Gather each line in the entries that includes the string "تلاقي".

>> START GIVEN DATA

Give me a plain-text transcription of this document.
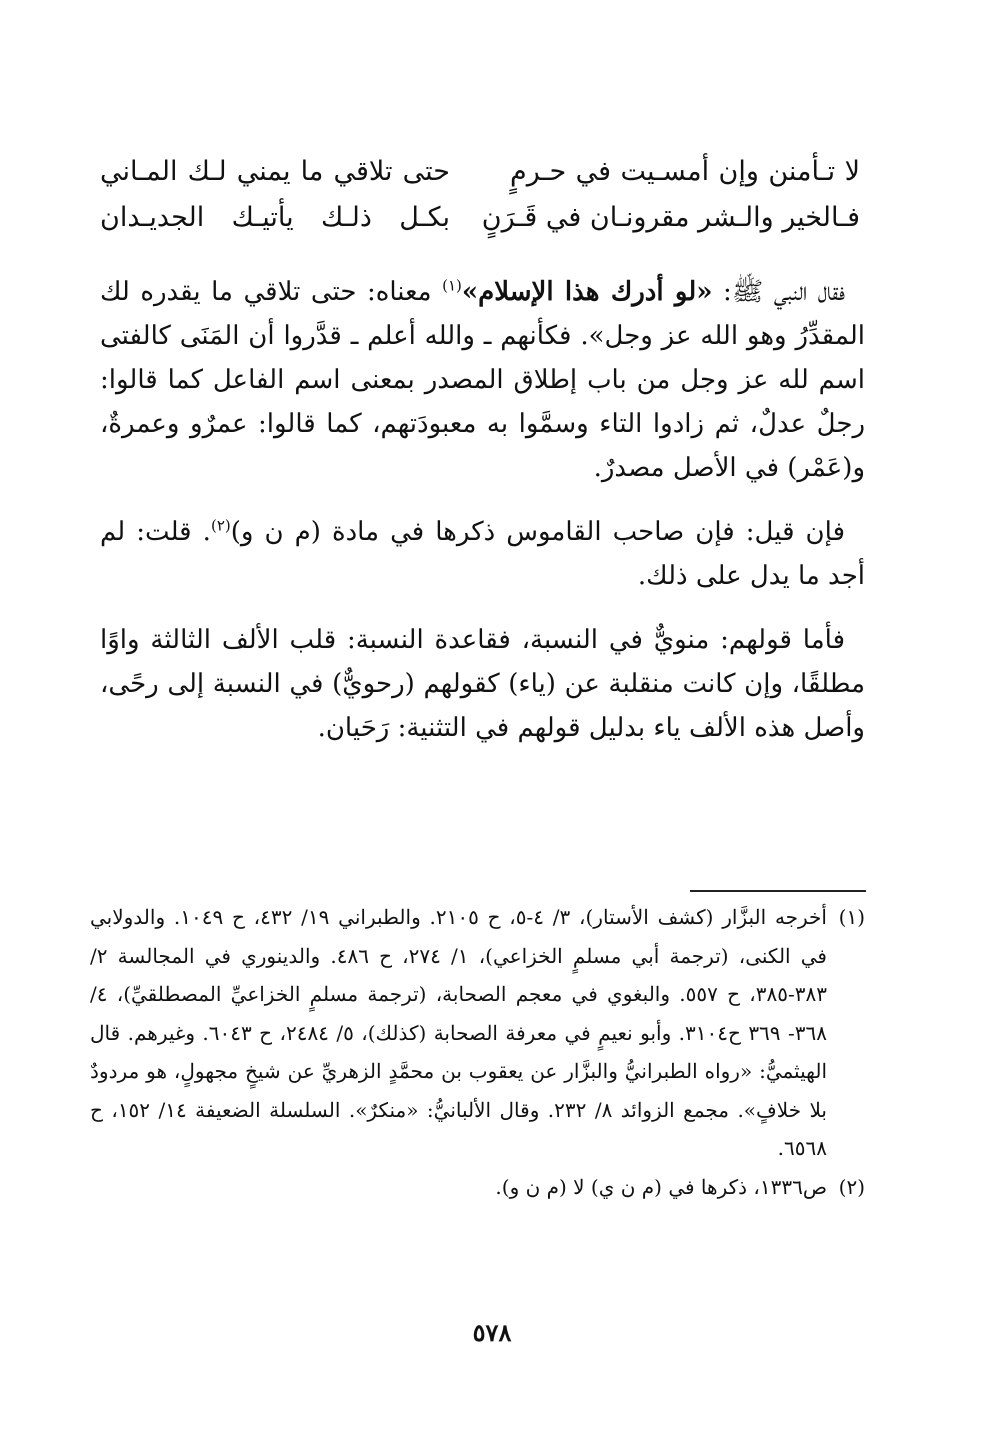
لا تـأمنن وإن أمسـيت في حـرمٍ
حتى تلاقي ما يمني لـك المـاني
فـالخير والـشر مقرونـان في قَـرَنٍ
بكـل ذلـك يأتيـك الجديـدان

فقال النبي ﷺ: «لو أدرك هذا الإسلام»$^{(١)}$ معناه: حتى تلاقي ما يقدره لك المقدِّرُ وهو الله عز وجل». فكأنهم ـ والله أعلم ـ قدَّروا أن المَنَى كالفتى اسم لله عز وجل من باب إطلاق المصدر بمعنى اسم الفاعل كما قالوا: رجلٌ عدلٌ، ثم زادوا التاء وسمَّوا به معبودَتهم، كما قالوا: عمرٌو وعمرةٌ، و(عَمْر) في الأصل مصدرٌ.

فإن قيل: فإن صاحب القاموس ذكرها في مادة (م ن و)$^{(٢)}$. قلت: لم أجد ما يدل على ذلك.

فأما قولهم: منويٌّ في النسبة، فقاعدة النسبة: قلب الألف الثالثة واوًا مطلقًا، وإن كانت منقلبة عن (ياء) كقولهم (رحويٌّ) في النسبة إلى رحًى، وأصل هذه الألف ياء بدليل قولهم في التثنية: رَحَيان.

(١)
أخرجه البزَّار (كشف الأستار)، ٣/ ٤-٥، ح ٢١٠٥. والطبراني ١٩/ ٤٣٢، ح ١٠٤٩. والدولابي في الكنى، (ترجمة أبي مسلمٍ الخزاعي)، ١/ ٢٧٤، ح ٤٨٦. والدينوري في المجالسة ٢/ ٣٨٣-٣٨٥، ح ٥٥٧. والبغوي في معجم الصحابة، (ترجمة مسلمٍ الخزاعيِّ المصطلقيِّ)، ٤/ ٣٦٨- ٣٦٩ ح٣١٠٤. وأبو نعيمٍ في معرفة الصحابة (كذلك)، ٥/ ٢٤٨٤، ح ٦٠٤٣. وغيرهم. قال الهيثميُّ: «رواه الطبرانيُّ والبزَّار عن يعقوب بن محمَّدٍ الزهريِّ عن شيخٍ مجهولٍ، هو مردودٌ بلا خلافٍ». مجمع الزوائد ٨/ ٢٣٢. وقال الألبانيُّ: «منكرٌ». السلسلة الضعيفة ١٤/ ١٥٢، ح ٦٥٦٨.
(٢)
ص١٣٣٦، ذكرها في (م ن ي) لا (م ن و).
٥٧٨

>> END GIVEN DATA

CORRECT RESPONSE —
حتى تلاقي ما يمني لـك المـاني
فقال النبي ﷺ: «لو أدرك هذا الإسلام»$^{(١)}$ معناه: حتى تلاقي ما يقدره لك المقدِّرُ وهو الله عز وجل». فكأنهم ـ والله أعلم ـ قدَّروا أن المَنَى كالفتى اسم لله عز وجل من باب إطلاق المصدر بمعنى اسم الفاعل كما قالوا: رجلٌ عدلٌ، ثم زادوا التاء وسمَّوا به معبودَتهم، كما قالوا: عمرٌو وعمرةٌ، و(عَمْر) في الأصل مصدرٌ.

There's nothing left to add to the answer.